▶ [Written exercise]: Pictures don't belong in the copy; print all the records exactly.

▶ [Items from a dataset]:
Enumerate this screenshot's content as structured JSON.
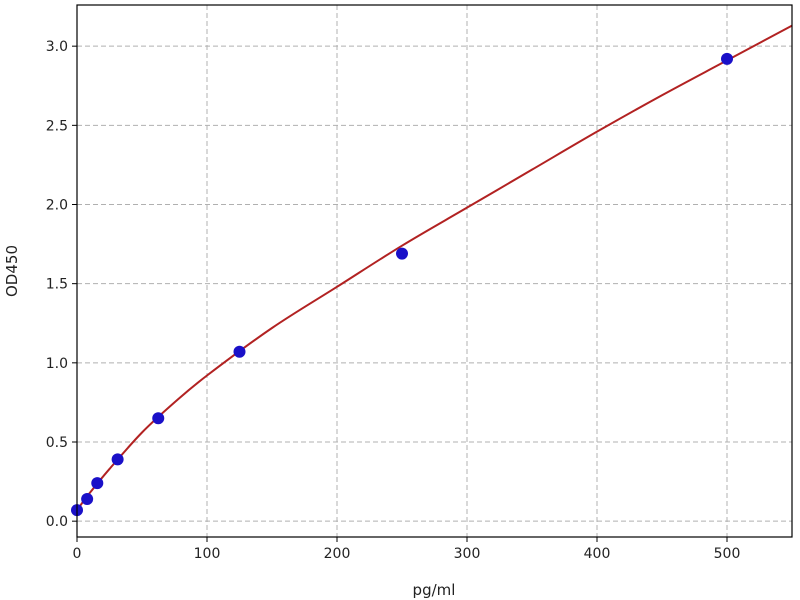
{
  "chart_data": {
    "type": "scatter",
    "title": "",
    "xlabel": "pg/ml",
    "ylabel": "OD450",
    "xlim": [
      0,
      550
    ],
    "ylim": [
      -0.1,
      3.26
    ],
    "xticks": [
      0,
      100,
      200,
      300,
      400,
      500
    ],
    "yticks": [
      0.0,
      0.5,
      1.0,
      1.5,
      2.0,
      2.5,
      3.0
    ],
    "xtick_labels": [
      "0",
      "100",
      "200",
      "300",
      "400",
      "500"
    ],
    "ytick_labels": [
      "0.0",
      "0.5",
      "1.0",
      "1.5",
      "2.0",
      "2.5",
      "3.0"
    ],
    "grid": true,
    "series": [
      {
        "kind": "points",
        "color": "#1a10c8",
        "x": [
          0,
          7.8,
          15.6,
          31.25,
          62.5,
          125,
          250,
          500
        ],
        "y": [
          0.07,
          0.14,
          0.24,
          0.39,
          0.65,
          1.07,
          1.69,
          2.92
        ]
      },
      {
        "kind": "fit-curve",
        "color": "#b22222",
        "x": [
          0,
          10,
          25,
          50,
          75,
          100,
          150,
          200,
          250,
          300,
          350,
          400,
          450,
          500,
          550
        ],
        "y": [
          0.07,
          0.18,
          0.33,
          0.56,
          0.75,
          0.92,
          1.22,
          1.48,
          1.74,
          1.98,
          2.22,
          2.46,
          2.69,
          2.91,
          3.13
        ]
      }
    ]
  }
}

▶ [Solution to the exercise]:
Enumerate this screenshot's content as structured JSON.
{
  "chart_data": {
    "type": "scatter",
    "title": "",
    "xlabel": "pg/ml",
    "ylabel": "OD450",
    "xlim": [
      0,
      550
    ],
    "ylim": [
      -0.1,
      3.26
    ],
    "xticks": [
      0,
      100,
      200,
      300,
      400,
      500
    ],
    "yticks": [
      0.0,
      0.5,
      1.0,
      1.5,
      2.0,
      2.5,
      3.0
    ],
    "xtick_labels": [
      "0",
      "100",
      "200",
      "300",
      "400",
      "500"
    ],
    "ytick_labels": [
      "0.0",
      "0.5",
      "1.0",
      "1.5",
      "2.0",
      "2.5",
      "3.0"
    ],
    "grid": true,
    "series": [
      {
        "kind": "points",
        "color": "#1a10c8",
        "x": [
          0,
          7.8,
          15.6,
          31.25,
          62.5,
          125,
          250,
          500
        ],
        "y": [
          0.07,
          0.14,
          0.24,
          0.39,
          0.65,
          1.07,
          1.69,
          2.92
        ]
      },
      {
        "kind": "fit-curve",
        "color": "#b22222",
        "x": [
          0,
          10,
          25,
          50,
          75,
          100,
          150,
          200,
          250,
          300,
          350,
          400,
          450,
          500,
          550
        ],
        "y": [
          0.07,
          0.18,
          0.33,
          0.56,
          0.75,
          0.92,
          1.22,
          1.48,
          1.74,
          1.98,
          2.22,
          2.46,
          2.69,
          2.91,
          3.13
        ]
      }
    ]
  }
}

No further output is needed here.